- TASKS
1. Could you copy the stretch of the Commander deck comments from "I took inspiration" through "early and consistently."?
2. How would you put this sentence from the Commander deck comments into Spanish: "All of my casual decks are focused on compact cards, and the resilience that gives a deck is insane."
3. Can you extend the Commander deck comments, picking up right after the last sentence?

- EXCERPT
===
I took inspiration from your Radha deck and made my own temur version with Susan Foreman and The Tenth Doctor. Turn two Susan, into Explosive Vegetation, and then Doctor to start grabbing cards off the top. Amazing midrange value deck that gets started super early and consistently.
I find it interesting that combos were what first brought me into commander, but my longest lasting and most loved deck by far has been Traxos. It literally can really only do one thing very well: get on the board asap and bump into everyone else until they die. 3 player games are scary, a 1v1 can be a death sentence if they do not have the resources to blow him up, or if you're just too slow compared to a 7/7 for 4. but once you outrun him, it's very easy to not end up having to worry.
This is a very good overview of group slug. Thank you for making a very detailed analysis of a hard archtype. I do think removing waste not be a mistake but you are spot on with the psychology behind it. That optimal sequence will only happen once in 20 games, though, so i feel it needs added due to breaking parity in those other 19 games. I love my group slug Solphim Dominus deck. Its one of 6 other mono red decks I run. I do the same thing with life total and will slowly burn myself just to burn you a slightly bit faster. Its nearly a prison build where they will kill themselves if they do anything rash. It is pretty antiCedh and has some speed to it. Ive taken it against powerful decks and weak decks and it performs the same. You are spot on in this video. 🔥
The problem is that, fundamentally casual EDH is gonna run on a lot of vibes, and if you roll up to your pod with the deck after rolling them off a first turn Waste Not or other huge game bending engine piece, in a deck that already cripples everyone, nobody's gonna wanna play another round with the promise of "Its not like that usually" So you cut it, you cut it and say thats not happening again, that wasn't fun Cause Casual EDH is about fun for most folk
All of my casual decks are focused on compact cards, and the resilience that gives a deck is insane. Instead of drawing a synergy card that needs 1-2 more cards to realize full value but I don’t have due to an impoverished state, I’ve got a full threat/impact on the game.
===
- GIVEN ENTRIES
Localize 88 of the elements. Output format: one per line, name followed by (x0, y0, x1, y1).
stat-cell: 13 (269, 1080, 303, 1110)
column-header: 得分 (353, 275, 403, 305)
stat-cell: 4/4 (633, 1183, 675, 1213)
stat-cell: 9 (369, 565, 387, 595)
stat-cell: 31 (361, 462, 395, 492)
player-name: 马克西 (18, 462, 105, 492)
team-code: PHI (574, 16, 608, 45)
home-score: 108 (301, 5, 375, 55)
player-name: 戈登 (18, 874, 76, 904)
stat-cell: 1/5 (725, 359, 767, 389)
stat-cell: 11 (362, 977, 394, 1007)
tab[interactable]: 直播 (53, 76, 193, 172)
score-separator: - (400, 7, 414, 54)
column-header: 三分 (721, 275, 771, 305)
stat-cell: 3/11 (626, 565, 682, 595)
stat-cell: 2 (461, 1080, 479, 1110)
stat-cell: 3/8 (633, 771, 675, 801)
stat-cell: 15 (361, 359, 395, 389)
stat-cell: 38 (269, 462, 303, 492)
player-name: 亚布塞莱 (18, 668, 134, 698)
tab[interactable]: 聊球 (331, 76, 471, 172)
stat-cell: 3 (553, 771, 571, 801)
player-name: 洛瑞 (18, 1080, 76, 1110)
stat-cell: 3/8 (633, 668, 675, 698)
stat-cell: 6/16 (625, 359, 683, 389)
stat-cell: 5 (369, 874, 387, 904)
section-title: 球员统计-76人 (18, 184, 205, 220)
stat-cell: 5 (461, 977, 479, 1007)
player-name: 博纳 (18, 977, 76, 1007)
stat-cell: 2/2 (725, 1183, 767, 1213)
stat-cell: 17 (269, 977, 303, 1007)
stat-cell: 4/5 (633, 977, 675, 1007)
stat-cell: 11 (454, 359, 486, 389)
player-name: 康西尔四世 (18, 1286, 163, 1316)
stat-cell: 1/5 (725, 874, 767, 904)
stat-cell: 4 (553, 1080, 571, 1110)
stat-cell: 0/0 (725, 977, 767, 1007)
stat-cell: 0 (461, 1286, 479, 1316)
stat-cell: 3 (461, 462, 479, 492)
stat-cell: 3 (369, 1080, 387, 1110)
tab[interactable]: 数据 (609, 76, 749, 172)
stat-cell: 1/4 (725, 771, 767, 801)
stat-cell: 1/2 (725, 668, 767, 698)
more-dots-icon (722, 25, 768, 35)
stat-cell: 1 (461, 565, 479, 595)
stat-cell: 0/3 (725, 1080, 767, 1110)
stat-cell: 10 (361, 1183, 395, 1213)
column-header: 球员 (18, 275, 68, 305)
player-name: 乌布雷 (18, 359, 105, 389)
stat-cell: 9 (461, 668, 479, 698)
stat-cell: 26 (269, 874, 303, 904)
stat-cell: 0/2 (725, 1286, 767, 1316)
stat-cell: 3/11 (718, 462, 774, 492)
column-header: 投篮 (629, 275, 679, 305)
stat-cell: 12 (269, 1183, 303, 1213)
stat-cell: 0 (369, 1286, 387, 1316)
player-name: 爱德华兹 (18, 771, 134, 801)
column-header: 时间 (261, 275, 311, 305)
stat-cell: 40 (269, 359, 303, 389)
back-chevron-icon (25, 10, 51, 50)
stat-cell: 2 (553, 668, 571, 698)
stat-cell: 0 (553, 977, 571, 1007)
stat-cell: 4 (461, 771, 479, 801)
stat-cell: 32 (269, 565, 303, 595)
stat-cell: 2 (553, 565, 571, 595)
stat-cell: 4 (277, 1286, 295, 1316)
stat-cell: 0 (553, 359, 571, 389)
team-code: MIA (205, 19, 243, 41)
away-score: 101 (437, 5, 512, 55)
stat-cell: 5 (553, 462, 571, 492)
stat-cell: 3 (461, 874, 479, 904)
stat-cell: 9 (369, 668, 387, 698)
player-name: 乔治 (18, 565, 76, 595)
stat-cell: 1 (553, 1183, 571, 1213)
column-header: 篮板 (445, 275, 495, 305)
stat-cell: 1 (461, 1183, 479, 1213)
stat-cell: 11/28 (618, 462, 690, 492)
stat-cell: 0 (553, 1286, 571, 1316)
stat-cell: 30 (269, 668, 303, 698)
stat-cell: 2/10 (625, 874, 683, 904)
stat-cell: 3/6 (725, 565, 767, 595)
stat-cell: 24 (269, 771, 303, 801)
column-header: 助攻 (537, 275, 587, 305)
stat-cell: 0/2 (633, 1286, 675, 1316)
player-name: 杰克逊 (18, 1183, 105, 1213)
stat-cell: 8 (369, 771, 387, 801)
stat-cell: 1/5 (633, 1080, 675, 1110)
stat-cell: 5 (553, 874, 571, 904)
===
- ANSWERS GIVEN
1.
I took inspiration from your Radha deck and made my own temur version with Susan Foreman and The Tenth Doctor. Turn two Susan, into Explosive Vegetation, and then Doctor to start grabbing cards off the top. Amazing midrange value deck that gets started super early and consistently.

2. Todos mis mazos casuales se centran en cartas compactas, y la resiliencia que eso le da a un mazo es una locura.

3.
My go to deck is a bunch of scrappy 1 and 2 drops in a narset enlightened exile deck with fun combat tricks and multiple storm lile effects. One of the most fun decks ive played.
Bu in all seriousness, tthis was probably the first videos Ive seen that gets at elaborating on what a "Gimmick" is and how to build for it. NGL the idea of running like a Hellbent Skeletons deck sounds kinda cute, having to struggle to figure out how to unlock reanimating my skeletons as I keep everyone's hand empty sounds fun.
This puts me in the mindset of some truly "You and I are playing two wildly different games" decks from the late 1990's. Looking at mana barbs, dingus eggs, winter orbs, mana flare, and for flat amusement sake possibly the newest card in this sort of commander deck, Yurlok of Scorch Thrash. Forcing everyone at the table to play to the memory of gratitious mana burn. There's something to be said for "Bringing everyone down to your level" .... part of me now greatly wants to go see if I can reliably make everyone in our play group suffer an old-school style stasis deck now.
re: the pitfall/limitation vs an opponent who sticks a draw engine. Player removal is always an option. The deck's scrappy threats can get pointed at the player who spent their mana drawing cards rather than developing blockers or removing those threats. The same goes to an extent against graveyard decks, although the discard accelerates them so it's tougher to catch them with their shields down to get in for damage.
Long time watcher, first time commenting. I love this deck. I've been working on a specter deck led by Crosis that does similar grindy things. I sympathize with the lack of good specters. I think Wizards are scared to print anything more efficient to "stax" like a Specter would. Also, Tuesday is the 29th. Concept not loss, just noticed the misspeak.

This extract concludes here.